__WRITTEN PROBLEM__
Give the listing again exactly, omitting its images.

### MATERIAL SHOWN ###

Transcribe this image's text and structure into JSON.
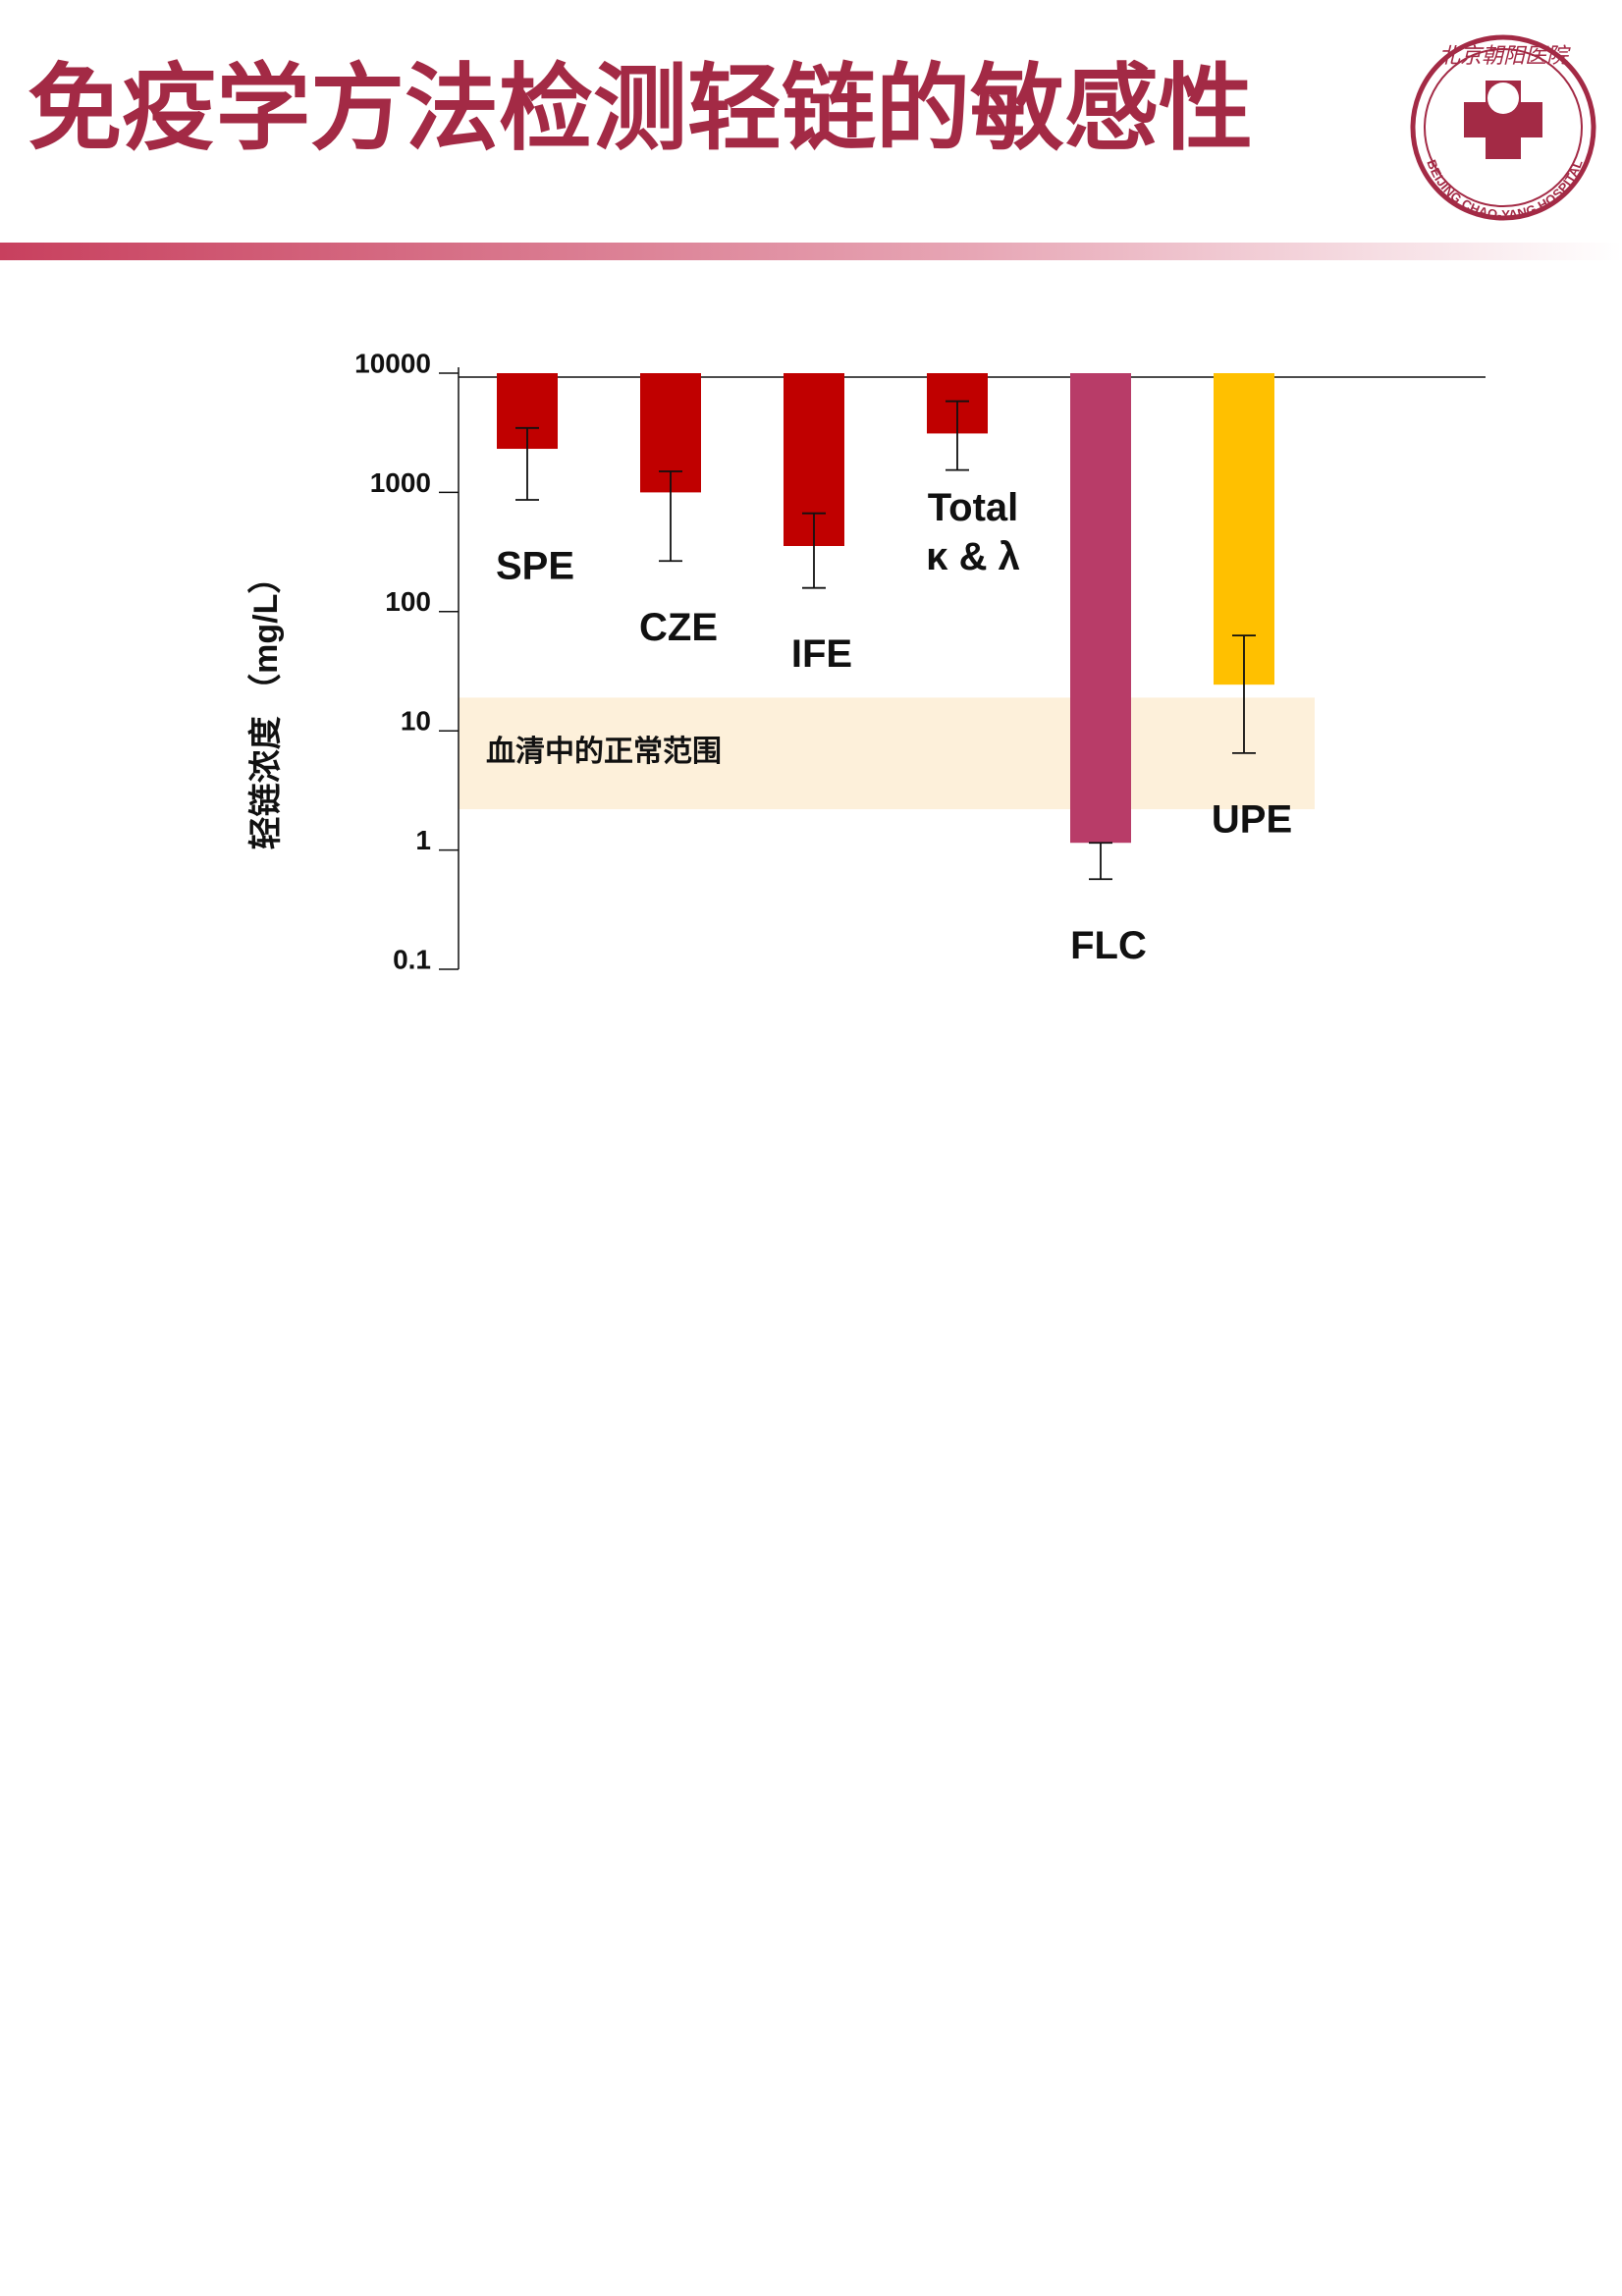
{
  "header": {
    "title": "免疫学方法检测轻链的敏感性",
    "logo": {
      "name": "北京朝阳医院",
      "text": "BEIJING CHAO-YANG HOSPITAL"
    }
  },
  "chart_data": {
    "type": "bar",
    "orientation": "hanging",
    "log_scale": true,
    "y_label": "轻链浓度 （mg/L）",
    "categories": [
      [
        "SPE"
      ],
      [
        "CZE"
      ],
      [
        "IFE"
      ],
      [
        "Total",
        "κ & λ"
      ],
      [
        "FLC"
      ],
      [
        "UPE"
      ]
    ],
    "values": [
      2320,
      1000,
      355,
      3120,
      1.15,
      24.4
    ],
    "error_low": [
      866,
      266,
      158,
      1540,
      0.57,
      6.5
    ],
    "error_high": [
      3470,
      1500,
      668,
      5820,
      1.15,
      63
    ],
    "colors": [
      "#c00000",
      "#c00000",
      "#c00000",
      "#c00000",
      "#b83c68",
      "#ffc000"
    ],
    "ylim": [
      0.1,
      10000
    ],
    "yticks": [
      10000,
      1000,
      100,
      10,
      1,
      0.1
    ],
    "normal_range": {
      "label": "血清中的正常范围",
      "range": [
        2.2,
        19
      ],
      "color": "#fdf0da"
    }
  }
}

###

__EXERCISE OUTPUT__
Transcribe this image's text and structure into JSON.
{
  "header": {
    "title": "免疫学方法检测轻链的敏感性",
    "logo": {
      "name": "北京朝阳医院",
      "text": "BEIJING CHAO-YANG HOSPITAL"
    }
  },
  "chart_data": {
    "type": "bar",
    "orientation": "hanging",
    "log_scale": true,
    "y_label": "轻链浓度 （mg/L）",
    "categories": [
      [
        "SPE"
      ],
      [
        "CZE"
      ],
      [
        "IFE"
      ],
      [
        "Total",
        "κ & λ"
      ],
      [
        "FLC"
      ],
      [
        "UPE"
      ]
    ],
    "values": [
      2320,
      1000,
      355,
      3120,
      1.15,
      24.4
    ],
    "error_low": [
      866,
      266,
      158,
      1540,
      0.57,
      6.5
    ],
    "error_high": [
      3470,
      1500,
      668,
      5820,
      1.15,
      63
    ],
    "colors": [
      "#c00000",
      "#c00000",
      "#c00000",
      "#c00000",
      "#b83c68",
      "#ffc000"
    ],
    "ylim": [
      0.1,
      10000
    ],
    "yticks": [
      10000,
      1000,
      100,
      10,
      1,
      0.1
    ],
    "normal_range": {
      "label": "血清中的正常范围",
      "range": [
        2.2,
        19
      ],
      "color": "#fdf0da"
    }
  }
}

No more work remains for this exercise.